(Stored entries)
-.-.-

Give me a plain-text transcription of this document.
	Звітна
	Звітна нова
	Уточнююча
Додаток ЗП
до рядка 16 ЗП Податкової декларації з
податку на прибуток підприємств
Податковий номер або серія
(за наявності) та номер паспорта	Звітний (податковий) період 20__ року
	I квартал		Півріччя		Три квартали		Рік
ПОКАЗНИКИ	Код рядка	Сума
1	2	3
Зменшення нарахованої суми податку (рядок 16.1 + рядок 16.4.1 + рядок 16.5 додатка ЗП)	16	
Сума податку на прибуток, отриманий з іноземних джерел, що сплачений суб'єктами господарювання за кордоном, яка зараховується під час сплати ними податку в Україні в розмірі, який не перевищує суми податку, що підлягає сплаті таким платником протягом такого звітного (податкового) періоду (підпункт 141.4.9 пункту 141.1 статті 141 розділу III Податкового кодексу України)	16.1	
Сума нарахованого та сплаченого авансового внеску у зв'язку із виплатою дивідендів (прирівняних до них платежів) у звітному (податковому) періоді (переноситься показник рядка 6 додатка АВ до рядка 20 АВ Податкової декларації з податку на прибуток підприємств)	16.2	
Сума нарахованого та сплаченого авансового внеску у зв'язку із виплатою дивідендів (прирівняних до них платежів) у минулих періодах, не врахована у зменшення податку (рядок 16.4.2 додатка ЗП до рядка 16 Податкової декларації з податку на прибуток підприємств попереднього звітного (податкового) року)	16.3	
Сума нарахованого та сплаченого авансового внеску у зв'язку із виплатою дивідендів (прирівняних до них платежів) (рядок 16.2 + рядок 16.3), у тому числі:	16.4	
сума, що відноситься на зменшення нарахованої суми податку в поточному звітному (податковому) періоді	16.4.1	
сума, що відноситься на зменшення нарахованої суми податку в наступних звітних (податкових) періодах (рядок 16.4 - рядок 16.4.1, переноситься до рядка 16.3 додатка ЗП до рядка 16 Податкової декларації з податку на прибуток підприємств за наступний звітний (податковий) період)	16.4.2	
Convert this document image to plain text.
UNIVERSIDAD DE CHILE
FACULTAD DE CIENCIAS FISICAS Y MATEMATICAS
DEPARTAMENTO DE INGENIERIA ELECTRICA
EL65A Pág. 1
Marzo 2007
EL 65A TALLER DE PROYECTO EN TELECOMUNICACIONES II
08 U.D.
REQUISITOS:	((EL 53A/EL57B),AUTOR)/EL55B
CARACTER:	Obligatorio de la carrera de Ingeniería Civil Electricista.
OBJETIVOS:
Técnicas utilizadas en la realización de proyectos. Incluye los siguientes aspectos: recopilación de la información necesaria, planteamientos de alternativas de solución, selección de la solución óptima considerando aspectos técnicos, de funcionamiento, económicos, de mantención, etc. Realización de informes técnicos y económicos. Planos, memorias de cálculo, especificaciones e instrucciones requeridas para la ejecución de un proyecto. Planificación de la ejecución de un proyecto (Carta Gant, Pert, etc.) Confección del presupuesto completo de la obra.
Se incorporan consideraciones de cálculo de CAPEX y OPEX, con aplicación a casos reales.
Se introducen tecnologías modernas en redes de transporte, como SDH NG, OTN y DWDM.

-.-.-

Short problem: Scan the material for lines with the word "дивідендів", and copy each line you find.

Answer to this exercise:
Сума нарахованого та сплаченого авансового внеску у зв'язку із виплатою дивідендів (прирівняних до них платежів) у звітному (податковому) періоді (переноситься показник рядка 6 додатка АВ до рядка 20 АВ Податкової декларації з податку на прибуток підприємств)	16.2	
Сума нарахованого та сплаченого авансового внеску у зв'язку із виплатою дивідендів (прирівняних до них платежів) у минулих періодах, не врахована у зменшення податку (рядок 16.4.2 додатка ЗП до рядка 16 Податкової декларації з податку на прибуток підприємств попереднього звітного (податкового) року)	16.3	
Сума нарахованого та сплаченого авансового внеску у зв'язку із виплатою дивідендів (прирівняних до них платежів) (рядок 16.2 + рядок 16.3), у тому числі:	16.4	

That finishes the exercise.